Challenge
Filter the listing and keep only the lines with the word "требуют".
▽
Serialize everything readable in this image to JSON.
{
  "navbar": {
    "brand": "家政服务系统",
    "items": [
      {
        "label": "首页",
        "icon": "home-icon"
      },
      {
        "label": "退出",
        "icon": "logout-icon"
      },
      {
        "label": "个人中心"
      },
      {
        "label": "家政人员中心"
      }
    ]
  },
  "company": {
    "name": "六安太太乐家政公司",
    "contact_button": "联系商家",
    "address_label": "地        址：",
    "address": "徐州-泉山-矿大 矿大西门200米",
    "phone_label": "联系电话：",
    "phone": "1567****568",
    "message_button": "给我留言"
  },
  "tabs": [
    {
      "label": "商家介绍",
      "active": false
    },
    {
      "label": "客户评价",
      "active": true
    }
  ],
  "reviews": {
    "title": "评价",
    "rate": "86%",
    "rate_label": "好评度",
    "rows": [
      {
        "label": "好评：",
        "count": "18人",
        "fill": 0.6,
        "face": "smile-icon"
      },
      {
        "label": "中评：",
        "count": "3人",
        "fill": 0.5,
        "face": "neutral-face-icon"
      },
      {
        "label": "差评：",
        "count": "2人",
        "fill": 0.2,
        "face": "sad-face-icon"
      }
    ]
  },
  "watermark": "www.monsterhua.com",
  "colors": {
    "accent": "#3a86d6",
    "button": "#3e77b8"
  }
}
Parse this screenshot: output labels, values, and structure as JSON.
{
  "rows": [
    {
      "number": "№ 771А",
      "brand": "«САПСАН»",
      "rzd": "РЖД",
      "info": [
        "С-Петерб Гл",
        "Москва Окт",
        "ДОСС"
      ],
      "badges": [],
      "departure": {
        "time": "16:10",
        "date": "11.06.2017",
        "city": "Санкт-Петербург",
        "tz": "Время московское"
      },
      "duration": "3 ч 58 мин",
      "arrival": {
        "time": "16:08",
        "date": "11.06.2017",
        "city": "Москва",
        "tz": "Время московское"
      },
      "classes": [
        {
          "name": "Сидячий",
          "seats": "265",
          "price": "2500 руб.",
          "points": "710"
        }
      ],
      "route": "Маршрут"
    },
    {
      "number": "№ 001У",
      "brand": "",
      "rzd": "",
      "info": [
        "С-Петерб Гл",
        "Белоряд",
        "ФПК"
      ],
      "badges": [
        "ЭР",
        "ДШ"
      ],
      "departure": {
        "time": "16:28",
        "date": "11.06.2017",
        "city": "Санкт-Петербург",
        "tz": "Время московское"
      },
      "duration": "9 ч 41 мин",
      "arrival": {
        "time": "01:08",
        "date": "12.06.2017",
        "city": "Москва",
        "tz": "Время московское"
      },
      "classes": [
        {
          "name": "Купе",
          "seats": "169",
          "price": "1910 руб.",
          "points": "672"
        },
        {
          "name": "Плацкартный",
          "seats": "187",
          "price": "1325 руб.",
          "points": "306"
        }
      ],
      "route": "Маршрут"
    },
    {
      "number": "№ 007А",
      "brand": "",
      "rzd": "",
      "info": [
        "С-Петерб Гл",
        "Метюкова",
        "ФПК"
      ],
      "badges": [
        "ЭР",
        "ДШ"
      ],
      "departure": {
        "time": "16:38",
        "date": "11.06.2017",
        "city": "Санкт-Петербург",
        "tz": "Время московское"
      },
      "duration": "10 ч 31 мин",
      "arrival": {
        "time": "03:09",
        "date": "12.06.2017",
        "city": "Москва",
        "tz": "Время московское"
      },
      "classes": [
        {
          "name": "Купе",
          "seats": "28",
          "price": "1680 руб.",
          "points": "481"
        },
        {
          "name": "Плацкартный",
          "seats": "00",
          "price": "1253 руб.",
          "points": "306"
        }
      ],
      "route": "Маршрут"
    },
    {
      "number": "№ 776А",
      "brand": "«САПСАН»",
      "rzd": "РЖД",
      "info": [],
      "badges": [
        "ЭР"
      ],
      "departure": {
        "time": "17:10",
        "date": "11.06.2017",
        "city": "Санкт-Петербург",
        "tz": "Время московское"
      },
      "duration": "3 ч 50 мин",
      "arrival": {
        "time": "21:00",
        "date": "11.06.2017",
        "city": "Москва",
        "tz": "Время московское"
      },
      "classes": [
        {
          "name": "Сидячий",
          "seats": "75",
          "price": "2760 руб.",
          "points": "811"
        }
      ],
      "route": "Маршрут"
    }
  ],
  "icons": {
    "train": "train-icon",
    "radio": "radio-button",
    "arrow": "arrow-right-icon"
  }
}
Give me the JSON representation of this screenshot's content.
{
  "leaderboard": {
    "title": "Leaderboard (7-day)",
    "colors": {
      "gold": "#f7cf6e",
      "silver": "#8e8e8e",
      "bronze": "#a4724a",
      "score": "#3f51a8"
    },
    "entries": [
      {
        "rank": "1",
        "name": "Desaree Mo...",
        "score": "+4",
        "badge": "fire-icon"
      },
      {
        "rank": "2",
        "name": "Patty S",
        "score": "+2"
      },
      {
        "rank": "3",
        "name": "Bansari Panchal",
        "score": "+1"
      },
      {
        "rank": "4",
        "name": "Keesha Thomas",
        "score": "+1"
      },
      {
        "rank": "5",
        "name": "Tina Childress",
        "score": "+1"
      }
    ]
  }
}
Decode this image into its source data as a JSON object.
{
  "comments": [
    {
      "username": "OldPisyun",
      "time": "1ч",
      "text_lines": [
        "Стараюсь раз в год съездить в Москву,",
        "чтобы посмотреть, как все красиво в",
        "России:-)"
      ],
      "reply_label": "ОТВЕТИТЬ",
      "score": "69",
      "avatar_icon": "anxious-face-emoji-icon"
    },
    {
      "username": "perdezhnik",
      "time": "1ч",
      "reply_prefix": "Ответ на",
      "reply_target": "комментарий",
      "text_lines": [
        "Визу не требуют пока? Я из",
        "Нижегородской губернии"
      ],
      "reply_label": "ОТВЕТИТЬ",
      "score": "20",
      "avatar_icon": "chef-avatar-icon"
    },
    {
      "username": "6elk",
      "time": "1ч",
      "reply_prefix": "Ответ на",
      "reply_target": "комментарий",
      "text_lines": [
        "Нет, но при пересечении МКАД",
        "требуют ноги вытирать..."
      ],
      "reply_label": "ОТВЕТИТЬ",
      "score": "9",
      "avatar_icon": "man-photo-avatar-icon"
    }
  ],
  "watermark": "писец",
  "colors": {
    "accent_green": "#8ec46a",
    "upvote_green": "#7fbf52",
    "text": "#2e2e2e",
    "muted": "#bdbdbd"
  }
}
△
Correct output
        "Визу не требуют пока? Я из",
        "требуют ноги вытирать..."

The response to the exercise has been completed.